**Set exercise**
Looking at the listing, state how many of its lines contain the string "жануардың". Write only the number.

[Collected data entries]
........
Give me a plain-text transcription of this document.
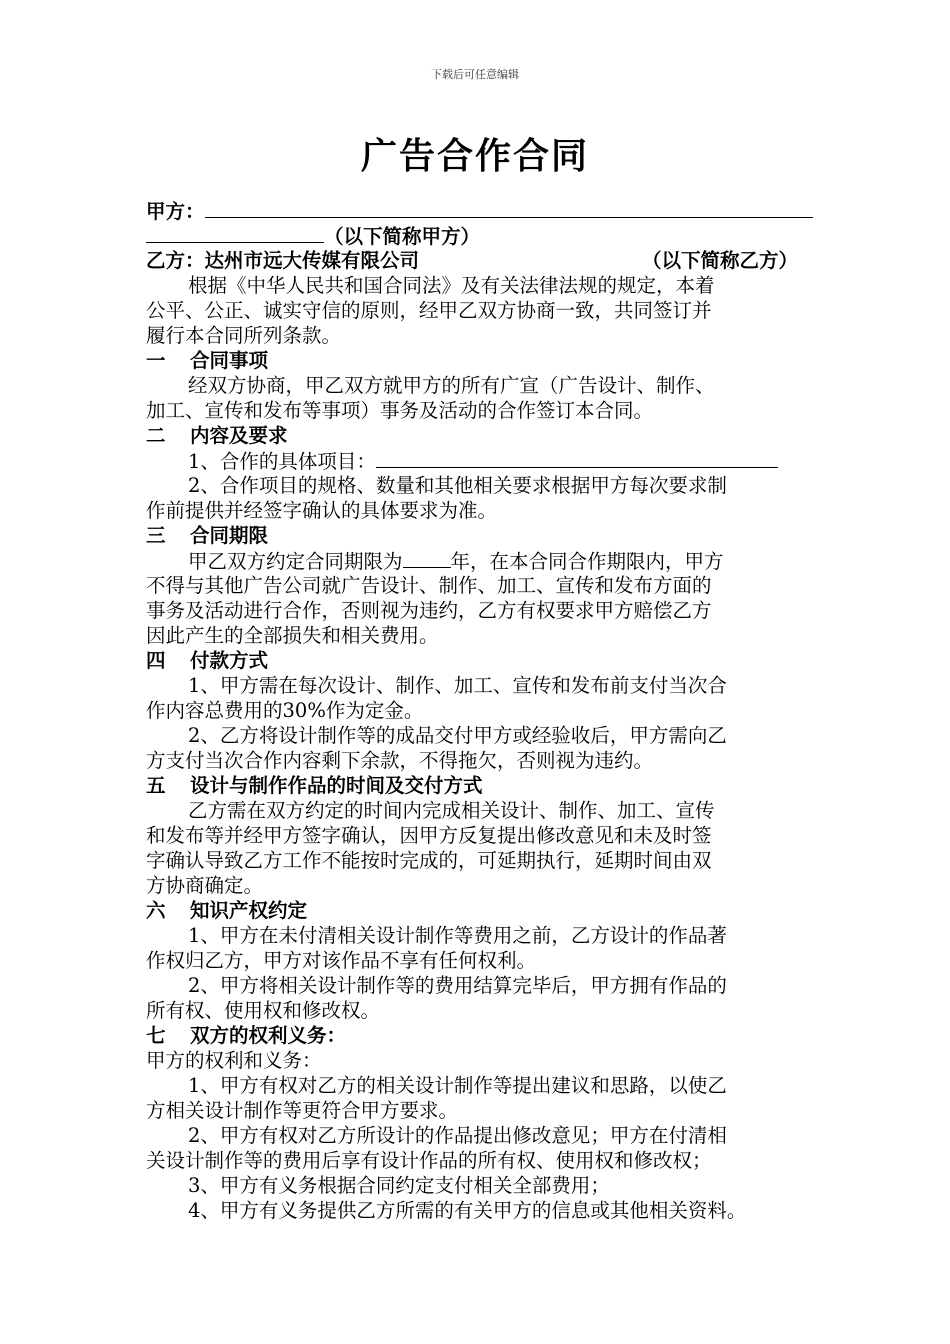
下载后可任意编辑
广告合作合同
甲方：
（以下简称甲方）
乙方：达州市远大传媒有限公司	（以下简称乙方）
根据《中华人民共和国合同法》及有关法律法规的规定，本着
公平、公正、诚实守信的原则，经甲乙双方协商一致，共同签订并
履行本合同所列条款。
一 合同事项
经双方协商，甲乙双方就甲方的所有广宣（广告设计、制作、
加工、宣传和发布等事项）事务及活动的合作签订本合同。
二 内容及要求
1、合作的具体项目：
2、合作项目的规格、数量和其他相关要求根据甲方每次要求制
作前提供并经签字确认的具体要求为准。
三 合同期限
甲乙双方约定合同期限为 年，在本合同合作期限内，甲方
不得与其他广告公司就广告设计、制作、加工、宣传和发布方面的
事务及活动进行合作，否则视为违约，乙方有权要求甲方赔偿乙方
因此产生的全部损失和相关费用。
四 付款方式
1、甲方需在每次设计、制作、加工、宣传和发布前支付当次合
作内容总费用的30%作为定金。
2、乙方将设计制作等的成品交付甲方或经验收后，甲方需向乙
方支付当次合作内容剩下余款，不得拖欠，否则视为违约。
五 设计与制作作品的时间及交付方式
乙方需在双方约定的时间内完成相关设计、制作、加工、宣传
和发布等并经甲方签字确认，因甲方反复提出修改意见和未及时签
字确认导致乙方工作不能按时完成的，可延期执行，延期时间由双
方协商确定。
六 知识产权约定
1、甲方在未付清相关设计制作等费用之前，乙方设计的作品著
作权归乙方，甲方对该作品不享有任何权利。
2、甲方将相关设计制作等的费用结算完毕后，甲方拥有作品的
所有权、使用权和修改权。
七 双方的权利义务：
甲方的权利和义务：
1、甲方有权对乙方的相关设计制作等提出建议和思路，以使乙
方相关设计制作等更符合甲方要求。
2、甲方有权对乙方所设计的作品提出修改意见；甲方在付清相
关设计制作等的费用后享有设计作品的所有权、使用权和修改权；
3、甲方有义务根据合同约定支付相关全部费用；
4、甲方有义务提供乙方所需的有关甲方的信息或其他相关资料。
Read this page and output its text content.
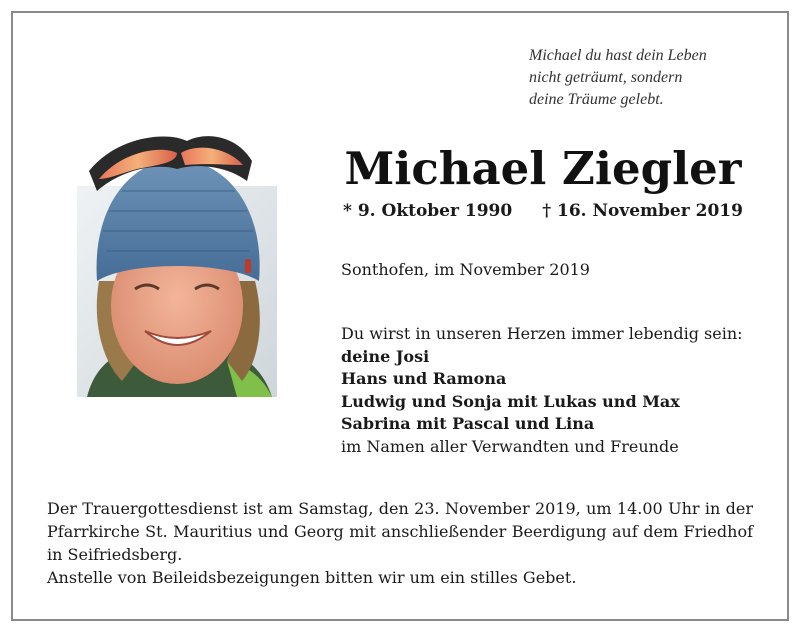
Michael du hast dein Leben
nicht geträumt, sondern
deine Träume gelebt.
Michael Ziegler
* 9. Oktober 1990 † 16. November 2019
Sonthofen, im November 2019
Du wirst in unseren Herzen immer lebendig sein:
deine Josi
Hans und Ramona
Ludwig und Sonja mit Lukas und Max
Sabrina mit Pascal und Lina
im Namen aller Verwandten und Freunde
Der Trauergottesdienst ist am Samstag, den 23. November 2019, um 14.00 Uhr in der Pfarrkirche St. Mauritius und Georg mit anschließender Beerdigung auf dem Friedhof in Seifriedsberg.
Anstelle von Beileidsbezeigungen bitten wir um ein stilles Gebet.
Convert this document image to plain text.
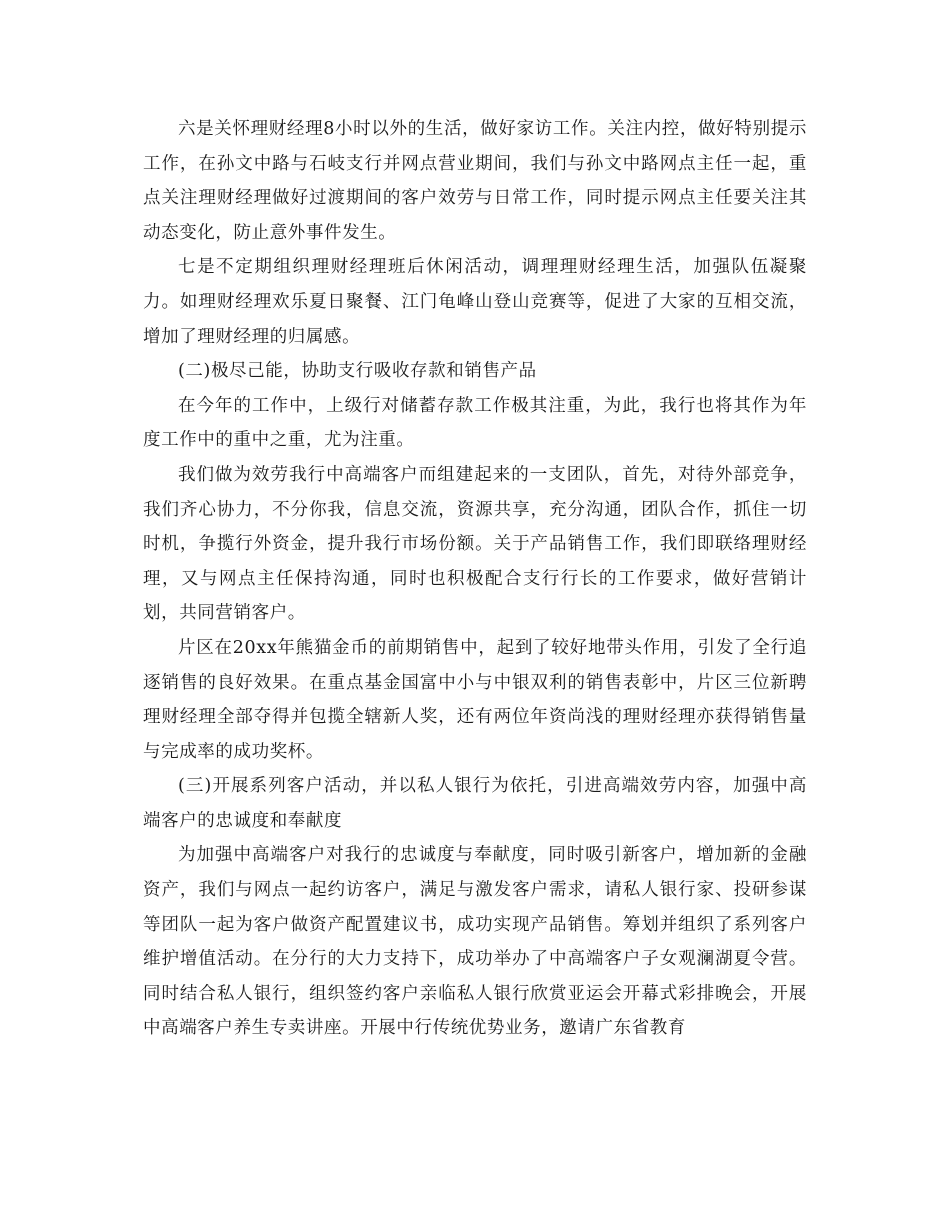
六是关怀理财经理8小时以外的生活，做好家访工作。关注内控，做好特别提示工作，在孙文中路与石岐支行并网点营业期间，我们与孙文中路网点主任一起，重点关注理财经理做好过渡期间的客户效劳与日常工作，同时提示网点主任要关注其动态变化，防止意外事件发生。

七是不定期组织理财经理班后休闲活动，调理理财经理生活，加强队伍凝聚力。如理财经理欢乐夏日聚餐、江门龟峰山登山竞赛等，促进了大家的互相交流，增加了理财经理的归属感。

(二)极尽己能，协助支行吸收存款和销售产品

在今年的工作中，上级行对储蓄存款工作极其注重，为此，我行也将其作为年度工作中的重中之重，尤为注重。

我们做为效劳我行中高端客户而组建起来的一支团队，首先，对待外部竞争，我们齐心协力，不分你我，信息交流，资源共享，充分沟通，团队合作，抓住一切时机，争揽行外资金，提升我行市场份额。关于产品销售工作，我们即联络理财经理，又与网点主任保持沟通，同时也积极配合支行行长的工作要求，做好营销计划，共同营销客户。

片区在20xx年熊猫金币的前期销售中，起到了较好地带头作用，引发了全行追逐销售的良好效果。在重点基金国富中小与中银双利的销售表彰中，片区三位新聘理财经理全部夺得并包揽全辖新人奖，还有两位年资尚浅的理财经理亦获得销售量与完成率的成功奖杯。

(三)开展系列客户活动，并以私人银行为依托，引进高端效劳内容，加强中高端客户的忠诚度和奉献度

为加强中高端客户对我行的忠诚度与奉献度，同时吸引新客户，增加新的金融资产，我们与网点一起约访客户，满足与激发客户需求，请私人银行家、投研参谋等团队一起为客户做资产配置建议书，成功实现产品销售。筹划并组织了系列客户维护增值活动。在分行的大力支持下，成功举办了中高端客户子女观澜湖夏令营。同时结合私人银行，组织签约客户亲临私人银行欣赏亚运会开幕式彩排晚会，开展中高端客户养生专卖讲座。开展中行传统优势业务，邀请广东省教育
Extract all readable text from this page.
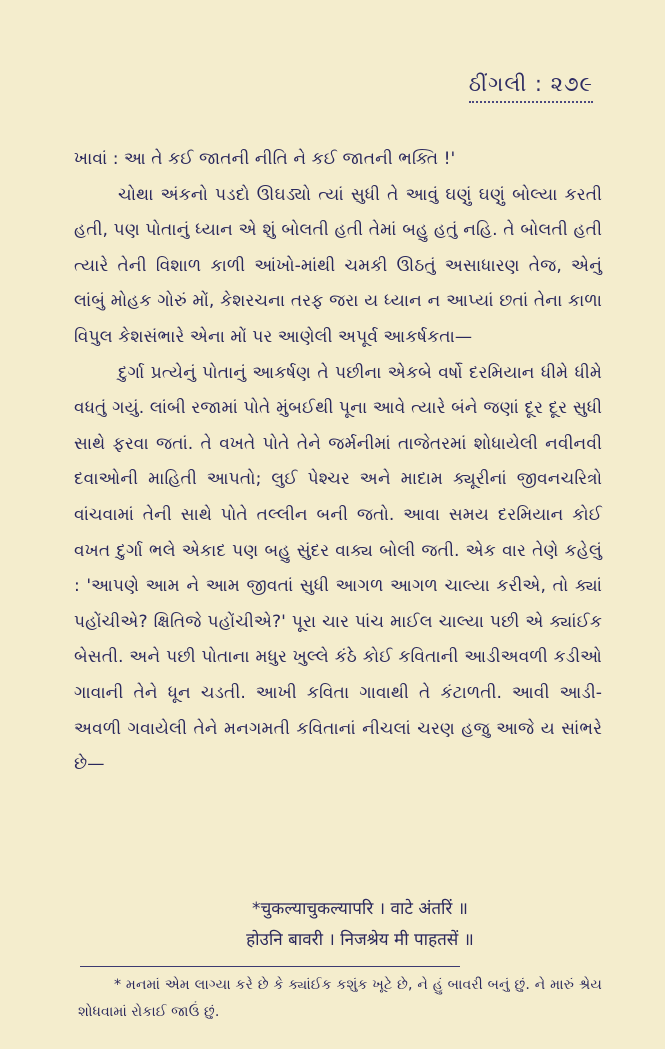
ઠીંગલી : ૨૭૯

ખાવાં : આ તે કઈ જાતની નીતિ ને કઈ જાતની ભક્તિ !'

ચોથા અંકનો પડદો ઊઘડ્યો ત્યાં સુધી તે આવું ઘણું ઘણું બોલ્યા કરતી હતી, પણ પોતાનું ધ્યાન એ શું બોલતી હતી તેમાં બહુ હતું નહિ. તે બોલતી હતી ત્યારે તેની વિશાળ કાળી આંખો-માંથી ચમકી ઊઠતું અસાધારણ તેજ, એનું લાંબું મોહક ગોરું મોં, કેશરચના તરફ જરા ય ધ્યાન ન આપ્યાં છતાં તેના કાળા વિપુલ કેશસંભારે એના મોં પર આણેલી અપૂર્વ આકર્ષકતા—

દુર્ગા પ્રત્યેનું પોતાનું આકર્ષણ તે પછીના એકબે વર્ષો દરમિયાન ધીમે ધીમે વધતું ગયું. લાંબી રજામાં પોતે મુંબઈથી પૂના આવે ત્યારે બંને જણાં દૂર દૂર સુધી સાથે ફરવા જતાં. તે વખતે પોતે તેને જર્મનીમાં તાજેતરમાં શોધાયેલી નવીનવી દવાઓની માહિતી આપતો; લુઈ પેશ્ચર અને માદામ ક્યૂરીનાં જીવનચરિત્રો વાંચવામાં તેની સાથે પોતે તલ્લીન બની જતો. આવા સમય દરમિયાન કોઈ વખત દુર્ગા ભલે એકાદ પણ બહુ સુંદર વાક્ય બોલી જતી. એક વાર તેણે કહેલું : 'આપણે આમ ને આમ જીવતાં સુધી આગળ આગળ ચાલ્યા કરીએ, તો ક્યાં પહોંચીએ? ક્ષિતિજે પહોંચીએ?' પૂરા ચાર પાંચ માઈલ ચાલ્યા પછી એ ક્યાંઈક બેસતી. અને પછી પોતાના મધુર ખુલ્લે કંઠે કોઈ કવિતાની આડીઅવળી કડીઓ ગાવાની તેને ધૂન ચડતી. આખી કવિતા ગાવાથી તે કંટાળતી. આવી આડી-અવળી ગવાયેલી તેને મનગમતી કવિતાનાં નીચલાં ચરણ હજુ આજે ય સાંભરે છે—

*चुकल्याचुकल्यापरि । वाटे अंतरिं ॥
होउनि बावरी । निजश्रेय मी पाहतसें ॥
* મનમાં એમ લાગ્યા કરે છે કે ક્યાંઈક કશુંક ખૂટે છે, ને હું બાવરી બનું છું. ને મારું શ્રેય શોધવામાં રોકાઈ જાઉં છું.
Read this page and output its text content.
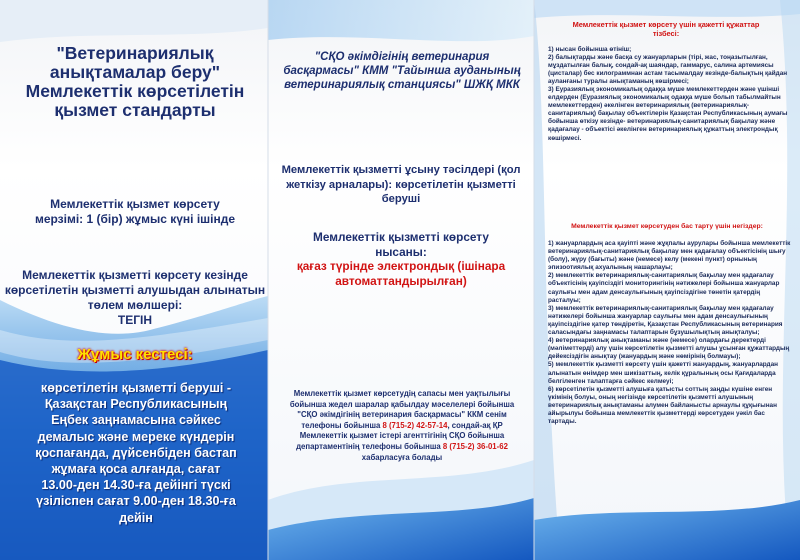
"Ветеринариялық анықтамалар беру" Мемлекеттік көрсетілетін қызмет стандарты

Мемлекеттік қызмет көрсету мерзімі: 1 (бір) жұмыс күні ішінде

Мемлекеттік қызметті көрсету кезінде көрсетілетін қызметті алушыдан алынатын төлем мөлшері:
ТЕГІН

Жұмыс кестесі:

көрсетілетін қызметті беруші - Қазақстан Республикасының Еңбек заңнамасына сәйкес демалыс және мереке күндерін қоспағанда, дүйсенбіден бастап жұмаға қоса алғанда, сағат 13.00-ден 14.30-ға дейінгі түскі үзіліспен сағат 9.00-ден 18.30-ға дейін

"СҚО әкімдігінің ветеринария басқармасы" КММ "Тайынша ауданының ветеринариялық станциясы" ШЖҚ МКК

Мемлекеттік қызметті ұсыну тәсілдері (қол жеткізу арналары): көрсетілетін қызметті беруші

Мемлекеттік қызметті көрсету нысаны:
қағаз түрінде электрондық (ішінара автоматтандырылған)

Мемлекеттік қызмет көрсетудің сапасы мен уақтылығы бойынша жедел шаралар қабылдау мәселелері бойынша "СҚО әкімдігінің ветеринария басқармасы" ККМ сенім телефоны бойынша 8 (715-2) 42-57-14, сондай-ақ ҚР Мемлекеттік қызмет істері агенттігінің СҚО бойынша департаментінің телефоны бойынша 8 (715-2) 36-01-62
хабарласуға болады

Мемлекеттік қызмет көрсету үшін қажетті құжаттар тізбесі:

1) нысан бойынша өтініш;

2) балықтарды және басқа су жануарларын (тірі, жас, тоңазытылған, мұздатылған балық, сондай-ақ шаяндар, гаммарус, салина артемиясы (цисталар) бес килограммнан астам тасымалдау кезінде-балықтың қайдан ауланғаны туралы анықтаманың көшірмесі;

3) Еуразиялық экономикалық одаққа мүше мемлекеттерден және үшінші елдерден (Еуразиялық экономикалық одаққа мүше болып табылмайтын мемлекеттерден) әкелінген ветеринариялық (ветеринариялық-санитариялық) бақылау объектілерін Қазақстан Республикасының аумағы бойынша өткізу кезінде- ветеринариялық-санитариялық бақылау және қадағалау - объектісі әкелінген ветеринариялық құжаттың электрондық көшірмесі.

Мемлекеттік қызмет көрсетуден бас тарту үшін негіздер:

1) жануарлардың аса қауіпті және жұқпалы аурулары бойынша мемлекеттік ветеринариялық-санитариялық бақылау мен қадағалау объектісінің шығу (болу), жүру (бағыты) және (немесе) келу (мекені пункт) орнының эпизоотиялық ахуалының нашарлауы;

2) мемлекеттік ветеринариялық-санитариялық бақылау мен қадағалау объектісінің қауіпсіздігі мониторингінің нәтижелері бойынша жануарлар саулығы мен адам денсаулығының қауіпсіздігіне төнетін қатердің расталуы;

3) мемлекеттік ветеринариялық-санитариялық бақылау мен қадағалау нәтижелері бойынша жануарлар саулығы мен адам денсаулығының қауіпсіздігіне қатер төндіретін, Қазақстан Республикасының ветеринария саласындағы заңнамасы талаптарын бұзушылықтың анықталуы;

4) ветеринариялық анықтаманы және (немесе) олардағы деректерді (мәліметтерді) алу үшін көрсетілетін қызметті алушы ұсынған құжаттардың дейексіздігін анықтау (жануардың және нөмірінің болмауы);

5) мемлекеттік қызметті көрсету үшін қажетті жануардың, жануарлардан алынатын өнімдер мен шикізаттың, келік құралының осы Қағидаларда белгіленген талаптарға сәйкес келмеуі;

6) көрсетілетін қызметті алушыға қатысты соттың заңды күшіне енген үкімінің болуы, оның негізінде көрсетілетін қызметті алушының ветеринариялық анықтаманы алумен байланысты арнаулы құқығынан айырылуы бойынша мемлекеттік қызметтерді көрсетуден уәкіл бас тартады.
........
**Exercise output**
2